# [Stated exercise]
From the entries that follow, gather each line holding the word "list".

# [Exercise data]

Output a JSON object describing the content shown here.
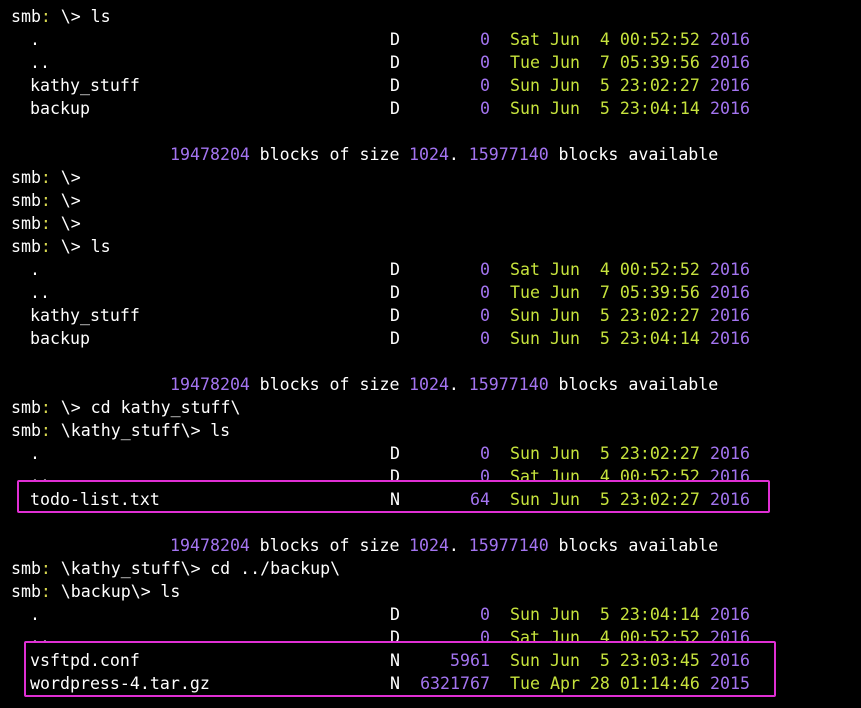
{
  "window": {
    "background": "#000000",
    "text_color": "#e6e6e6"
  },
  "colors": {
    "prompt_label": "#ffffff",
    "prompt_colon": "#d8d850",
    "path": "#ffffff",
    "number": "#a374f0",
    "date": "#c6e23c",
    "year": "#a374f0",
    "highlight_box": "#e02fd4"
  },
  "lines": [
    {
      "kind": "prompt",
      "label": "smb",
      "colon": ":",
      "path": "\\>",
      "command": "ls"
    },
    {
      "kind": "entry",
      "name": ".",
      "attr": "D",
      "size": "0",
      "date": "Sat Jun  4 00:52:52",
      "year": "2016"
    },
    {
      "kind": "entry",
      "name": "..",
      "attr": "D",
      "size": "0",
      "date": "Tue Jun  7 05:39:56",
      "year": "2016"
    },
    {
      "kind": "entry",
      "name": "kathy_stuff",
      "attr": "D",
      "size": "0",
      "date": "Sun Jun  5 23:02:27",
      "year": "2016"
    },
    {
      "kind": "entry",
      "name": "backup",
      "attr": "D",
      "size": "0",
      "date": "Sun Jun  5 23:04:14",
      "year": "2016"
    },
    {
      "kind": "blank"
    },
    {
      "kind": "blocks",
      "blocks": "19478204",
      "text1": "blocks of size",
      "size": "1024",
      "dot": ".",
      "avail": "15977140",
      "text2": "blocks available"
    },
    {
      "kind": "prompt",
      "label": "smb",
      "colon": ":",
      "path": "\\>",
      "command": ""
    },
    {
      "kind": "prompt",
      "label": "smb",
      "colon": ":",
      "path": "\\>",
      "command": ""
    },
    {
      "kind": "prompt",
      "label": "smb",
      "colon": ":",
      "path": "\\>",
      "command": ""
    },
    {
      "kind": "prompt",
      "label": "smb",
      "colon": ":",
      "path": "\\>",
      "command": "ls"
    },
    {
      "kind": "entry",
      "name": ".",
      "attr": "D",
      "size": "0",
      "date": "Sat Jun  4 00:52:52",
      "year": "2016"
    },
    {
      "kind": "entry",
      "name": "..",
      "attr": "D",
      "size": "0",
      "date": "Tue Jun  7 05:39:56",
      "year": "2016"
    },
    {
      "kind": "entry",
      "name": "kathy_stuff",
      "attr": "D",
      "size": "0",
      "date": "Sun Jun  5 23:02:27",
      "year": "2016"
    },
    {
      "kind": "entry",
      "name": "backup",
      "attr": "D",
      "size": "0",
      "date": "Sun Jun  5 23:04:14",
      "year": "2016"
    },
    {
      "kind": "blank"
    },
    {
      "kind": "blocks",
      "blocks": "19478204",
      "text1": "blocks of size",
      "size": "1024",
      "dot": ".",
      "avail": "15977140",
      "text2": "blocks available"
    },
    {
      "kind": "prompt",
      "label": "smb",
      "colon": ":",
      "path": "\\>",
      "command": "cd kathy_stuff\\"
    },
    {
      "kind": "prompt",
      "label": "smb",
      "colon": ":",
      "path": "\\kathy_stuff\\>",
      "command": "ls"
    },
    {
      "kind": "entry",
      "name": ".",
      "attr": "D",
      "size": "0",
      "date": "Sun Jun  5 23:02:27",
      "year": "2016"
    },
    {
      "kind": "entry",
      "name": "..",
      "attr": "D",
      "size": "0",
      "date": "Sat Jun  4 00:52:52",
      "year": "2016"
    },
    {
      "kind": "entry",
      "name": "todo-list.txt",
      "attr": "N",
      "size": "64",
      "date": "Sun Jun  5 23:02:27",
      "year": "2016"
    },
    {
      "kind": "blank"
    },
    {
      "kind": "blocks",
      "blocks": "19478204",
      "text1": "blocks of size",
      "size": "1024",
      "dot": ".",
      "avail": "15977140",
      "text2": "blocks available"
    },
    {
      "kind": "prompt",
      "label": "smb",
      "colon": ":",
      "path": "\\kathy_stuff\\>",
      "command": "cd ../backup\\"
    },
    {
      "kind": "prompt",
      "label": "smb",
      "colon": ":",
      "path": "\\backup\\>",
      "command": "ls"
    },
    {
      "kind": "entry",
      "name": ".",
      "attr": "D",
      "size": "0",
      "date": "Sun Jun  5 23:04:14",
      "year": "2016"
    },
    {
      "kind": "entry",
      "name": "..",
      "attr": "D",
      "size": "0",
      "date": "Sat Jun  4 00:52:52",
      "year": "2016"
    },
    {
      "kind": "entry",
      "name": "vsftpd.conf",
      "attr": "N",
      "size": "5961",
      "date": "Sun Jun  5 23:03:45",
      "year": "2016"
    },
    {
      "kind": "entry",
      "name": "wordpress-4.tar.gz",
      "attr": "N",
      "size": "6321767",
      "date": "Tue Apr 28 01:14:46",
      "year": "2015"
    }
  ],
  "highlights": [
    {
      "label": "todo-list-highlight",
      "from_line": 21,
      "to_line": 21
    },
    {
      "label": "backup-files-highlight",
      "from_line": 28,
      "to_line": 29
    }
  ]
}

# [Final result]
      "name": "todo-list.txt",
      "label": "todo-list-highlight",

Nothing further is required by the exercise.